▸ **Task**:
Reproduce the lines starting with the line that contains "reload-icon[interactable]: [116, 65, 142, 91]" and going on through the line that contains "microsoft-store-icon[interactable]: [809, 1026, 847, 1064]".

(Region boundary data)
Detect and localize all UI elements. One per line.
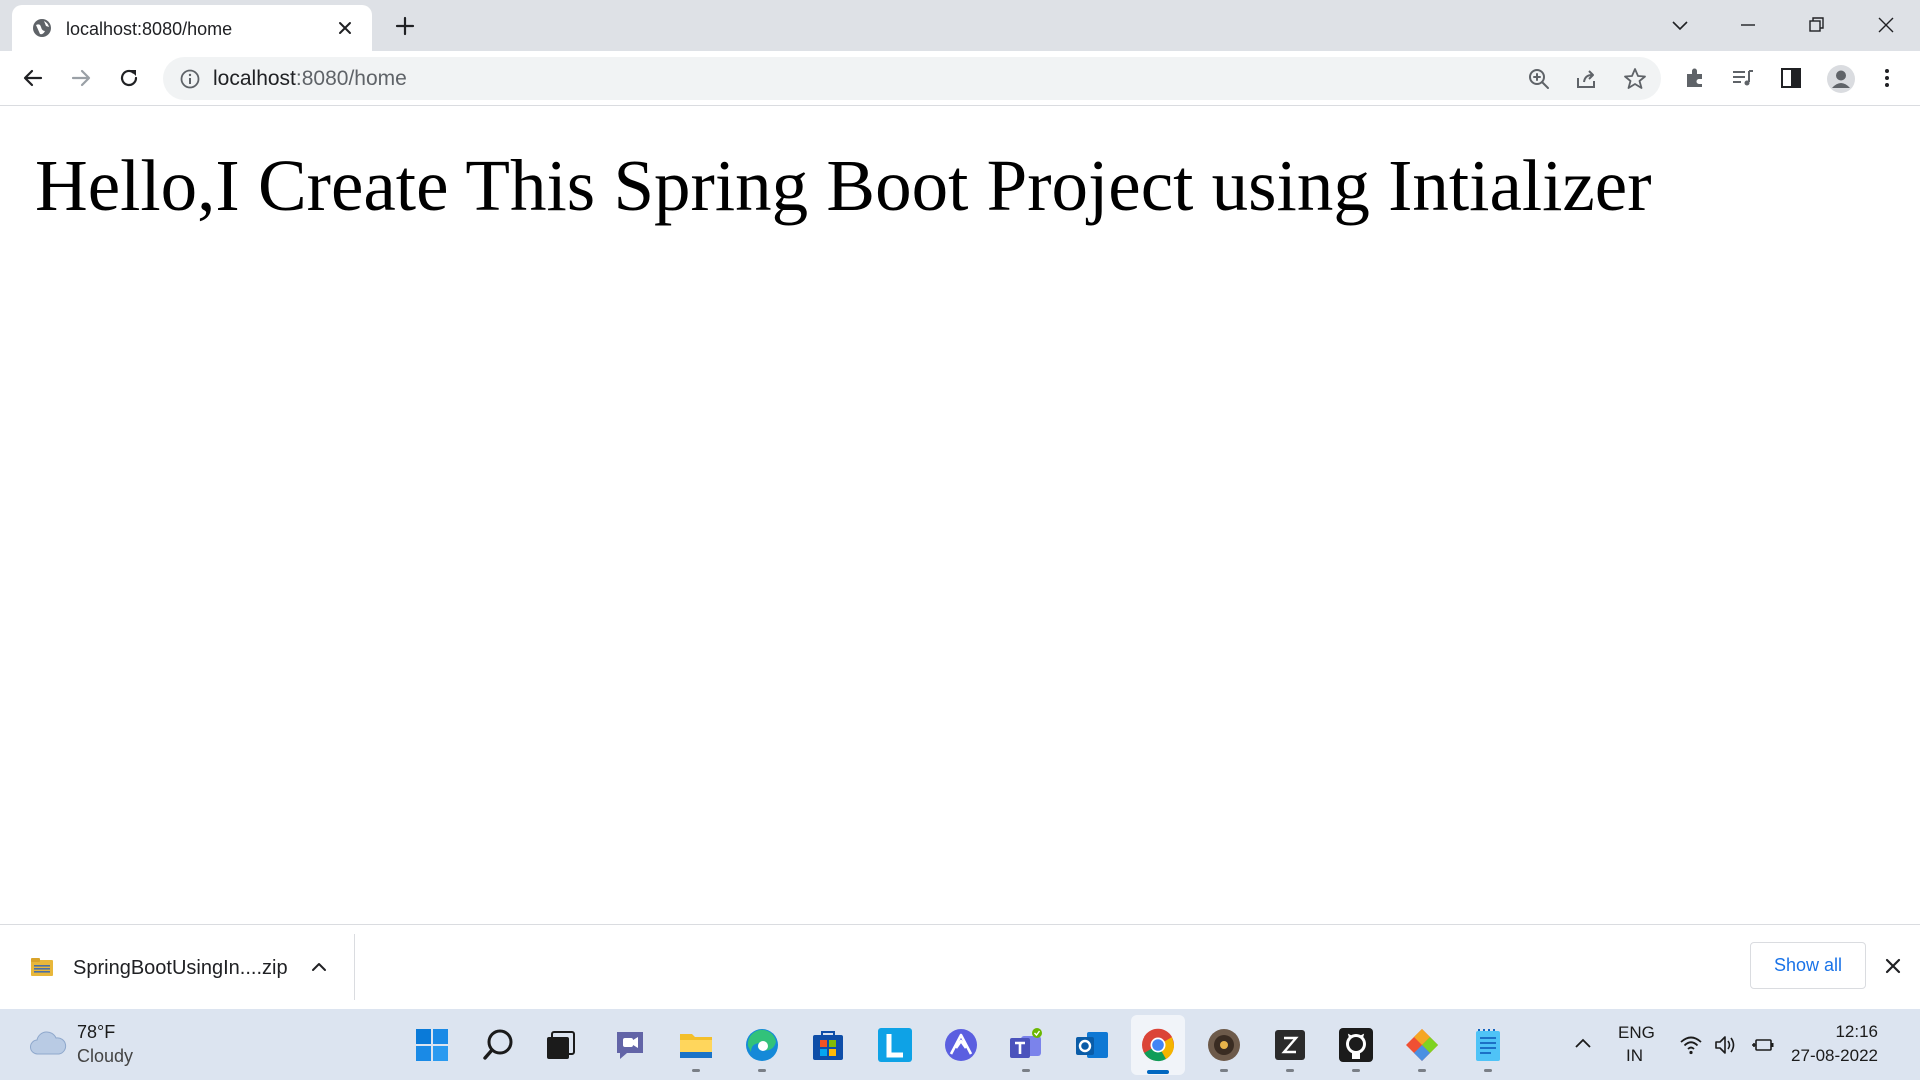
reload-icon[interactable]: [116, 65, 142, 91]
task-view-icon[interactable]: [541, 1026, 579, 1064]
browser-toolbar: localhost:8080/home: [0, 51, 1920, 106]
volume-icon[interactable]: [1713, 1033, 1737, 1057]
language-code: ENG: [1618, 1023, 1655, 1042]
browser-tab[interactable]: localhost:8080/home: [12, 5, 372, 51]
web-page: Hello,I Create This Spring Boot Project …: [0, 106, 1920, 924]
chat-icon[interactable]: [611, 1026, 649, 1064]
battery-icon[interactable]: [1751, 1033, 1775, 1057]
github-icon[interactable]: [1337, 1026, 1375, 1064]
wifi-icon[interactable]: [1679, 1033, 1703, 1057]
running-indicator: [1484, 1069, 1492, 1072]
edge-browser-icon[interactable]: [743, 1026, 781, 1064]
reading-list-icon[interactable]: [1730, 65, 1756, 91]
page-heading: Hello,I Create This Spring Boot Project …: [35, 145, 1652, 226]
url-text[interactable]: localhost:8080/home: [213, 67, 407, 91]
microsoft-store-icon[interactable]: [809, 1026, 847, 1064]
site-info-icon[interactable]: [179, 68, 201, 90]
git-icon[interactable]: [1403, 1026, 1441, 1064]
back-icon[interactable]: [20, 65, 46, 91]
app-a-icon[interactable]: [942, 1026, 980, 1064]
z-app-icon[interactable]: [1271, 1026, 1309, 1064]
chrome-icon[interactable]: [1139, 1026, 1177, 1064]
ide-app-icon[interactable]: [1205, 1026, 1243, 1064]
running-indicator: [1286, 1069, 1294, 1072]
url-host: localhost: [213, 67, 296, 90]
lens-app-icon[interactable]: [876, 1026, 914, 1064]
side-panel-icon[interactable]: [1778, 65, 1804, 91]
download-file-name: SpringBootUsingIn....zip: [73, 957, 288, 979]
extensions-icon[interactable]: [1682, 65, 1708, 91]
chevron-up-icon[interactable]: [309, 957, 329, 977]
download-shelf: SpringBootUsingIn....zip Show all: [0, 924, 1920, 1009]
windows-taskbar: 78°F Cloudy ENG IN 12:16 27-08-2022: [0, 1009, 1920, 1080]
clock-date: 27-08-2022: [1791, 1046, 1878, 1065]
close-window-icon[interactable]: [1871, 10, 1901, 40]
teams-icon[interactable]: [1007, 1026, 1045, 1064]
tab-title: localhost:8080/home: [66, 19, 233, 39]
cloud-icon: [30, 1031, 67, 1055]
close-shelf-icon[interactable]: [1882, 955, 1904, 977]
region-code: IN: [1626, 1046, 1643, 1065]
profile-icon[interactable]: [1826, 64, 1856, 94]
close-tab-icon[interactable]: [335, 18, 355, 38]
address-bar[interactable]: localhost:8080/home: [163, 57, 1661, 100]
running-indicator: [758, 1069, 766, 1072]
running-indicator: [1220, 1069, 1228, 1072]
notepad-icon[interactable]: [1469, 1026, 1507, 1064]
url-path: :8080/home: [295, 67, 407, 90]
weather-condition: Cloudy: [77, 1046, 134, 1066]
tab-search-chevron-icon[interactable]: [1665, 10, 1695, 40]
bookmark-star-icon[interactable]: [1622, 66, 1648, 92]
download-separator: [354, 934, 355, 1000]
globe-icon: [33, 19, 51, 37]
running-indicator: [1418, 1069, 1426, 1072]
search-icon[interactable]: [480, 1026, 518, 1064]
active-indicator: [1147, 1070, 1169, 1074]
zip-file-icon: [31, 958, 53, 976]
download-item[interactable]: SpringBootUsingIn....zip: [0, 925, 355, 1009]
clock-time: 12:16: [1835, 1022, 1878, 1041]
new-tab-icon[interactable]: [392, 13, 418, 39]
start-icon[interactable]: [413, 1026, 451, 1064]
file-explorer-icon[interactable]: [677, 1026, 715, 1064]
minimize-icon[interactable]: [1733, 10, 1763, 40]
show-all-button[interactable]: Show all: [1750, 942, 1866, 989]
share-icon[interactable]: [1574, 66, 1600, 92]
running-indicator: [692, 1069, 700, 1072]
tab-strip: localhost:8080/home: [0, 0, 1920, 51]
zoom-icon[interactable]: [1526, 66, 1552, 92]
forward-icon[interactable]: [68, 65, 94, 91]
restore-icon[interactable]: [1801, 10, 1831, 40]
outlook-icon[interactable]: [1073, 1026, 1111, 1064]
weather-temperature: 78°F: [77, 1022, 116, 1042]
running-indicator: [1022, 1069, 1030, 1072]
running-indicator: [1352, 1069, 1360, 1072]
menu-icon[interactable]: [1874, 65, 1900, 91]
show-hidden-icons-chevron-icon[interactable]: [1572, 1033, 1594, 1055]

---

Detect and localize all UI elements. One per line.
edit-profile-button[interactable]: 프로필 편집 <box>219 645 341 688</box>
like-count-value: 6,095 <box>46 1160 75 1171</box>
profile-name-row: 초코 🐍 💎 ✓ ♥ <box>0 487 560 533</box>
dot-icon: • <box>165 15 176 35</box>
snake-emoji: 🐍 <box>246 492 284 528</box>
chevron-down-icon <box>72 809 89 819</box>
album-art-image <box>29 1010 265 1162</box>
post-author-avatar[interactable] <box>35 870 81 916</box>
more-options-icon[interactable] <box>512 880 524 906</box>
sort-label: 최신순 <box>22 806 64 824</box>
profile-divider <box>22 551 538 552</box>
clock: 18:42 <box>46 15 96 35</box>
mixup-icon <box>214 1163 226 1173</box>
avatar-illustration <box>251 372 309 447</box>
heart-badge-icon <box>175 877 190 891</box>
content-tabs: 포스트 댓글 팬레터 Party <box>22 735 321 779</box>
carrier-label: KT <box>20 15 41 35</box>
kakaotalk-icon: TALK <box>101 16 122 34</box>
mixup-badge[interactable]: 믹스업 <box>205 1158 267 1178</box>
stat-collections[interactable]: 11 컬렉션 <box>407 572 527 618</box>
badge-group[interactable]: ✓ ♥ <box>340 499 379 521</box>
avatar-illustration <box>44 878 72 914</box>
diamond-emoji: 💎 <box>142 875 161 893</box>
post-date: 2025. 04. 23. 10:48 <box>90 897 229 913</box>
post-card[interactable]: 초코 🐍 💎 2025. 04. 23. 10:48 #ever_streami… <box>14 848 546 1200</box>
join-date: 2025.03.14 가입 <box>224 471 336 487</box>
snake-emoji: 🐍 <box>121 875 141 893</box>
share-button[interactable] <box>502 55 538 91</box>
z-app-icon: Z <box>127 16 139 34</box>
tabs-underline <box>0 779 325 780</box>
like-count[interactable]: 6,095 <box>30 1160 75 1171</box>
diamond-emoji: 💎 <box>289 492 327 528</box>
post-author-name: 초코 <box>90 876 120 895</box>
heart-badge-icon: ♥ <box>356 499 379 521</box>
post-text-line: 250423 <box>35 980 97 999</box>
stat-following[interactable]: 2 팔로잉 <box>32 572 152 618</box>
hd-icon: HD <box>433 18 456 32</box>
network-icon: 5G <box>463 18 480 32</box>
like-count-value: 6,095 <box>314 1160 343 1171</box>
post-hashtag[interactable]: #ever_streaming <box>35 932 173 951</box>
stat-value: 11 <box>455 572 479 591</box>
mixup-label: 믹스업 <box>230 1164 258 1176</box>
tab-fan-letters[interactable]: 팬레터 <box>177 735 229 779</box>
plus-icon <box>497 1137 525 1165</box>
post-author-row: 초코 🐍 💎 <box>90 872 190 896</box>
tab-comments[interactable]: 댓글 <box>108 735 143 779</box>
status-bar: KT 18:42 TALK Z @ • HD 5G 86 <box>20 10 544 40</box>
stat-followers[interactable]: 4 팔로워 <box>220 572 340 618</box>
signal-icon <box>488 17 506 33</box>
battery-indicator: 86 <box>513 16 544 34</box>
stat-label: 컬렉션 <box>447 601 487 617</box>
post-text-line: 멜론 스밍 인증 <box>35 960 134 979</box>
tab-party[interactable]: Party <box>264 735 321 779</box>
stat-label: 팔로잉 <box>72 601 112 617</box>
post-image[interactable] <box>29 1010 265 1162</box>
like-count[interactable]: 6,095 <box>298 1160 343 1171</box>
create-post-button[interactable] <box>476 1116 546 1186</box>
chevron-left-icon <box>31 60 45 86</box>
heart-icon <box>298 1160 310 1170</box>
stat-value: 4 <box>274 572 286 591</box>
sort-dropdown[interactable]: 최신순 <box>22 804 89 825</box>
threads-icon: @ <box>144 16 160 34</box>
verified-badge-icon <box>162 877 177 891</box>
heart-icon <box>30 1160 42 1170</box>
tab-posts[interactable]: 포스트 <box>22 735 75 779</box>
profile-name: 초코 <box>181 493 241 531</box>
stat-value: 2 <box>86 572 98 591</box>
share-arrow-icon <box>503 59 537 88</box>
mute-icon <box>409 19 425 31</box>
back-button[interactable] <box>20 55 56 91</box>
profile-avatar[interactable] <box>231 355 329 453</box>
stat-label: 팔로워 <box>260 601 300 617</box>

▸ **Reply**:
reload-icon[interactable]: [116, 65, 142, 91]
task-view-icon[interactable]: [541, 1026, 579, 1064]
browser-toolbar: localhost:8080/home: [0, 51, 1920, 106]
volume-icon[interactable]: [1713, 1033, 1737, 1057]
language-code: ENG: [1618, 1023, 1655, 1042]
browser-tab[interactable]: localhost:8080/home: [12, 5, 372, 51]
web-page: Hello,I Create This Spring Boot Project …: [0, 106, 1920, 924]
chat-icon[interactable]: [611, 1026, 649, 1064]
battery-icon[interactable]: [1751, 1033, 1775, 1057]
github-icon[interactable]: [1337, 1026, 1375, 1064]
wifi-icon[interactable]: [1679, 1033, 1703, 1057]
running-indicator: [1484, 1069, 1492, 1072]
edge-browser-icon[interactable]: [743, 1026, 781, 1064]
reading-list-icon[interactable]: [1730, 65, 1756, 91]
page-heading: Hello,I Create This Spring Boot Project …: [35, 145, 1652, 226]
url-text[interactable]: localhost:8080/home: [213, 67, 407, 91]
microsoft-store-icon[interactable]: [809, 1026, 847, 1064]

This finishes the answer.